┌────────
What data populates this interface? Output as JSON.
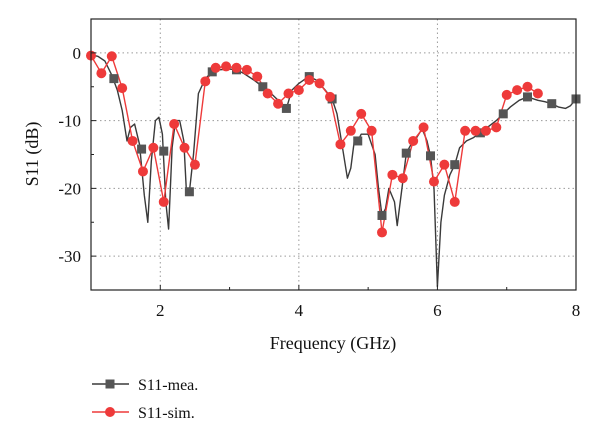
{
  "chart_data": {
    "type": "line",
    "xlabel": "Frequency (GHz)",
    "ylabel": "S11 (dB)",
    "xlim": [
      1,
      8
    ],
    "ylim": [
      -35,
      5
    ],
    "xticks": [
      2,
      4,
      6,
      8
    ],
    "yticks": [
      0,
      -10,
      -20,
      -30
    ],
    "grid": "dotted",
    "legend_position": "below",
    "series": [
      {
        "name": "S11-mea.",
        "color": "#3a3a3a",
        "marker": "square",
        "markers": [
          [
            1.33,
            -3.8
          ],
          [
            1.73,
            -14.2
          ],
          [
            2.05,
            -14.5
          ],
          [
            2.42,
            -20.5
          ],
          [
            2.75,
            -2.8
          ],
          [
            3.1,
            -2.5
          ],
          [
            3.48,
            -5
          ],
          [
            3.82,
            -8.2
          ],
          [
            4.15,
            -3.5
          ],
          [
            4.48,
            -6.8
          ],
          [
            4.85,
            -13
          ],
          [
            5.2,
            -24
          ],
          [
            5.55,
            -14.8
          ],
          [
            5.9,
            -15.2
          ],
          [
            6.25,
            -16.5
          ],
          [
            6.62,
            -11.8
          ],
          [
            6.95,
            -9
          ],
          [
            7.3,
            -6.5
          ],
          [
            7.65,
            -7.5
          ],
          [
            8.0,
            -6.8
          ]
        ],
        "points": [
          [
            1.0,
            -0.3
          ],
          [
            1.1,
            -0.5
          ],
          [
            1.2,
            -1.2
          ],
          [
            1.3,
            -3.3
          ],
          [
            1.38,
            -5.5
          ],
          [
            1.45,
            -8.5
          ],
          [
            1.52,
            -13
          ],
          [
            1.57,
            -11
          ],
          [
            1.63,
            -10.5
          ],
          [
            1.7,
            -13.5
          ],
          [
            1.77,
            -21
          ],
          [
            1.82,
            -25
          ],
          [
            1.87,
            -16
          ],
          [
            1.93,
            -10
          ],
          [
            1.98,
            -9.5
          ],
          [
            2.03,
            -12
          ],
          [
            2.08,
            -22
          ],
          [
            2.12,
            -26
          ],
          [
            2.17,
            -14
          ],
          [
            2.22,
            -10
          ],
          [
            2.28,
            -10
          ],
          [
            2.34,
            -13
          ],
          [
            2.38,
            -21
          ],
          [
            2.42,
            -20.5
          ],
          [
            2.48,
            -15
          ],
          [
            2.55,
            -6
          ],
          [
            2.65,
            -3.8
          ],
          [
            2.75,
            -2.8
          ],
          [
            2.85,
            -2.5
          ],
          [
            3.0,
            -2.4
          ],
          [
            3.1,
            -2.5
          ],
          [
            3.2,
            -3
          ],
          [
            3.35,
            -4
          ],
          [
            3.48,
            -5
          ],
          [
            3.6,
            -6
          ],
          [
            3.7,
            -7
          ],
          [
            3.76,
            -8
          ],
          [
            3.82,
            -8.2
          ],
          [
            3.9,
            -5.5
          ],
          [
            4.0,
            -4.5
          ],
          [
            4.1,
            -3.8
          ],
          [
            4.15,
            -3.5
          ],
          [
            4.25,
            -4
          ],
          [
            4.38,
            -5.5
          ],
          [
            4.48,
            -6.8
          ],
          [
            4.55,
            -9
          ],
          [
            4.63,
            -14
          ],
          [
            4.7,
            -18.5
          ],
          [
            4.75,
            -17
          ],
          [
            4.8,
            -13
          ],
          [
            4.85,
            -13
          ],
          [
            4.9,
            -12
          ],
          [
            5.0,
            -12
          ],
          [
            5.1,
            -15
          ],
          [
            5.15,
            -20
          ],
          [
            5.2,
            -24
          ],
          [
            5.25,
            -23
          ],
          [
            5.3,
            -20
          ],
          [
            5.38,
            -22
          ],
          [
            5.42,
            -25.5
          ],
          [
            5.5,
            -19
          ],
          [
            5.55,
            -14.8
          ],
          [
            5.62,
            -13.5
          ],
          [
            5.7,
            -12.5
          ],
          [
            5.78,
            -11.2
          ],
          [
            5.85,
            -13
          ],
          [
            5.9,
            -15.2
          ],
          [
            5.95,
            -20
          ],
          [
            6.0,
            -34.5
          ],
          [
            6.05,
            -25
          ],
          [
            6.1,
            -21
          ],
          [
            6.18,
            -18
          ],
          [
            6.25,
            -16.5
          ],
          [
            6.32,
            -14
          ],
          [
            6.42,
            -13
          ],
          [
            6.52,
            -12.5
          ],
          [
            6.62,
            -11.8
          ],
          [
            6.72,
            -11
          ],
          [
            6.85,
            -10
          ],
          [
            6.95,
            -9
          ],
          [
            7.05,
            -8
          ],
          [
            7.18,
            -7
          ],
          [
            7.3,
            -6.5
          ],
          [
            7.45,
            -7
          ],
          [
            7.55,
            -7.2
          ],
          [
            7.65,
            -7.5
          ],
          [
            7.75,
            -8
          ],
          [
            7.85,
            -8.2
          ],
          [
            7.92,
            -7.8
          ],
          [
            8.0,
            -6.8
          ]
        ]
      },
      {
        "name": "S11-sim.",
        "color": "#ee3a3a",
        "marker": "circle",
        "markers": [
          [
            1.0,
            -0.4
          ],
          [
            1.15,
            -3
          ],
          [
            1.3,
            -0.5
          ],
          [
            1.45,
            -5.2
          ],
          [
            1.6,
            -13
          ],
          [
            1.75,
            -17.5
          ],
          [
            1.9,
            -14
          ],
          [
            2.05,
            -22
          ],
          [
            2.2,
            -10.5
          ],
          [
            2.35,
            -14
          ],
          [
            2.5,
            -16.5
          ],
          [
            2.65,
            -4.2
          ],
          [
            2.8,
            -2.2
          ],
          [
            2.95,
            -2
          ],
          [
            3.1,
            -2.2
          ],
          [
            3.25,
            -2.5
          ],
          [
            3.4,
            -3.5
          ],
          [
            3.55,
            -6
          ],
          [
            3.7,
            -7.5
          ],
          [
            3.85,
            -6
          ],
          [
            4.0,
            -5.5
          ],
          [
            4.15,
            -4
          ],
          [
            4.3,
            -4.5
          ],
          [
            4.45,
            -6.5
          ],
          [
            4.6,
            -13.5
          ],
          [
            4.75,
            -11.5
          ],
          [
            4.9,
            -9
          ],
          [
            5.05,
            -11.5
          ],
          [
            5.2,
            -26.5
          ],
          [
            5.35,
            -18
          ],
          [
            5.5,
            -18.5
          ],
          [
            5.65,
            -13
          ],
          [
            5.8,
            -11
          ],
          [
            5.95,
            -19
          ],
          [
            6.1,
            -16.5
          ],
          [
            6.25,
            -22
          ],
          [
            6.4,
            -11.5
          ],
          [
            6.55,
            -11.5
          ],
          [
            6.7,
            -11.5
          ],
          [
            6.85,
            -11
          ],
          [
            7.0,
            -6.2
          ],
          [
            7.15,
            -5.5
          ],
          [
            7.3,
            -5
          ],
          [
            7.45,
            -6
          ]
        ]
      }
    ]
  }
}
└────────
» SHORT PROBLEM:
Reproduce every record above exactly, but leave out the pictures.

» SOLUTION:
What data populates this interface? Output as JSON.
{
  "chart_data": {
    "type": "line",
    "xlabel": "Frequency (GHz)",
    "ylabel": "S11 (dB)",
    "xlim": [
      1,
      8
    ],
    "ylim": [
      -35,
      5
    ],
    "xticks": [
      2,
      4,
      6,
      8
    ],
    "yticks": [
      0,
      -10,
      -20,
      -30
    ],
    "grid": "dotted",
    "legend_position": "below",
    "series": [
      {
        "name": "S11-mea.",
        "color": "#3a3a3a",
        "marker": "square",
        "markers": [
          [
            1.33,
            -3.8
          ],
          [
            1.73,
            -14.2
          ],
          [
            2.05,
            -14.5
          ],
          [
            2.42,
            -20.5
          ],
          [
            2.75,
            -2.8
          ],
          [
            3.1,
            -2.5
          ],
          [
            3.48,
            -5
          ],
          [
            3.82,
            -8.2
          ],
          [
            4.15,
            -3.5
          ],
          [
            4.48,
            -6.8
          ],
          [
            4.85,
            -13
          ],
          [
            5.2,
            -24
          ],
          [
            5.55,
            -14.8
          ],
          [
            5.9,
            -15.2
          ],
          [
            6.25,
            -16.5
          ],
          [
            6.62,
            -11.8
          ],
          [
            6.95,
            -9
          ],
          [
            7.3,
            -6.5
          ],
          [
            7.65,
            -7.5
          ],
          [
            8.0,
            -6.8
          ]
        ],
        "points": [
          [
            1.0,
            -0.3
          ],
          [
            1.1,
            -0.5
          ],
          [
            1.2,
            -1.2
          ],
          [
            1.3,
            -3.3
          ],
          [
            1.38,
            -5.5
          ],
          [
            1.45,
            -8.5
          ],
          [
            1.52,
            -13
          ],
          [
            1.57,
            -11
          ],
          [
            1.63,
            -10.5
          ],
          [
            1.7,
            -13.5
          ],
          [
            1.77,
            -21
          ],
          [
            1.82,
            -25
          ],
          [
            1.87,
            -16
          ],
          [
            1.93,
            -10
          ],
          [
            1.98,
            -9.5
          ],
          [
            2.03,
            -12
          ],
          [
            2.08,
            -22
          ],
          [
            2.12,
            -26
          ],
          [
            2.17,
            -14
          ],
          [
            2.22,
            -10
          ],
          [
            2.28,
            -10
          ],
          [
            2.34,
            -13
          ],
          [
            2.38,
            -21
          ],
          [
            2.42,
            -20.5
          ],
          [
            2.48,
            -15
          ],
          [
            2.55,
            -6
          ],
          [
            2.65,
            -3.8
          ],
          [
            2.75,
            -2.8
          ],
          [
            2.85,
            -2.5
          ],
          [
            3.0,
            -2.4
          ],
          [
            3.1,
            -2.5
          ],
          [
            3.2,
            -3
          ],
          [
            3.35,
            -4
          ],
          [
            3.48,
            -5
          ],
          [
            3.6,
            -6
          ],
          [
            3.7,
            -7
          ],
          [
            3.76,
            -8
          ],
          [
            3.82,
            -8.2
          ],
          [
            3.9,
            -5.5
          ],
          [
            4.0,
            -4.5
          ],
          [
            4.1,
            -3.8
          ],
          [
            4.15,
            -3.5
          ],
          [
            4.25,
            -4
          ],
          [
            4.38,
            -5.5
          ],
          [
            4.48,
            -6.8
          ],
          [
            4.55,
            -9
          ],
          [
            4.63,
            -14
          ],
          [
            4.7,
            -18.5
          ],
          [
            4.75,
            -17
          ],
          [
            4.8,
            -13
          ],
          [
            4.85,
            -13
          ],
          [
            4.9,
            -12
          ],
          [
            5.0,
            -12
          ],
          [
            5.1,
            -15
          ],
          [
            5.15,
            -20
          ],
          [
            5.2,
            -24
          ],
          [
            5.25,
            -23
          ],
          [
            5.3,
            -20
          ],
          [
            5.38,
            -22
          ],
          [
            5.42,
            -25.5
          ],
          [
            5.5,
            -19
          ],
          [
            5.55,
            -14.8
          ],
          [
            5.62,
            -13.5
          ],
          [
            5.7,
            -12.5
          ],
          [
            5.78,
            -11.2
          ],
          [
            5.85,
            -13
          ],
          [
            5.9,
            -15.2
          ],
          [
            5.95,
            -20
          ],
          [
            6.0,
            -34.5
          ],
          [
            6.05,
            -25
          ],
          [
            6.1,
            -21
          ],
          [
            6.18,
            -18
          ],
          [
            6.25,
            -16.5
          ],
          [
            6.32,
            -14
          ],
          [
            6.42,
            -13
          ],
          [
            6.52,
            -12.5
          ],
          [
            6.62,
            -11.8
          ],
          [
            6.72,
            -11
          ],
          [
            6.85,
            -10
          ],
          [
            6.95,
            -9
          ],
          [
            7.05,
            -8
          ],
          [
            7.18,
            -7
          ],
          [
            7.3,
            -6.5
          ],
          [
            7.45,
            -7
          ],
          [
            7.55,
            -7.2
          ],
          [
            7.65,
            -7.5
          ],
          [
            7.75,
            -8
          ],
          [
            7.85,
            -8.2
          ],
          [
            7.92,
            -7.8
          ],
          [
            8.0,
            -6.8
          ]
        ]
      },
      {
        "name": "S11-sim.",
        "color": "#ee3a3a",
        "marker": "circle",
        "markers": [
          [
            1.0,
            -0.4
          ],
          [
            1.15,
            -3
          ],
          [
            1.3,
            -0.5
          ],
          [
            1.45,
            -5.2
          ],
          [
            1.6,
            -13
          ],
          [
            1.75,
            -17.5
          ],
          [
            1.9,
            -14
          ],
          [
            2.05,
            -22
          ],
          [
            2.2,
            -10.5
          ],
          [
            2.35,
            -14
          ],
          [
            2.5,
            -16.5
          ],
          [
            2.65,
            -4.2
          ],
          [
            2.8,
            -2.2
          ],
          [
            2.95,
            -2
          ],
          [
            3.1,
            -2.2
          ],
          [
            3.25,
            -2.5
          ],
          [
            3.4,
            -3.5
          ],
          [
            3.55,
            -6
          ],
          [
            3.7,
            -7.5
          ],
          [
            3.85,
            -6
          ],
          [
            4.0,
            -5.5
          ],
          [
            4.15,
            -4
          ],
          [
            4.3,
            -4.5
          ],
          [
            4.45,
            -6.5
          ],
          [
            4.6,
            -13.5
          ],
          [
            4.75,
            -11.5
          ],
          [
            4.9,
            -9
          ],
          [
            5.05,
            -11.5
          ],
          [
            5.2,
            -26.5
          ],
          [
            5.35,
            -18
          ],
          [
            5.5,
            -18.5
          ],
          [
            5.65,
            -13
          ],
          [
            5.8,
            -11
          ],
          [
            5.95,
            -19
          ],
          [
            6.1,
            -16.5
          ],
          [
            6.25,
            -22
          ],
          [
            6.4,
            -11.5
          ],
          [
            6.55,
            -11.5
          ],
          [
            6.7,
            -11.5
          ],
          [
            6.85,
            -11
          ],
          [
            7.0,
            -6.2
          ],
          [
            7.15,
            -5.5
          ],
          [
            7.3,
            -5
          ],
          [
            7.45,
            -6
          ]
        ]
      }
    ]
  }
}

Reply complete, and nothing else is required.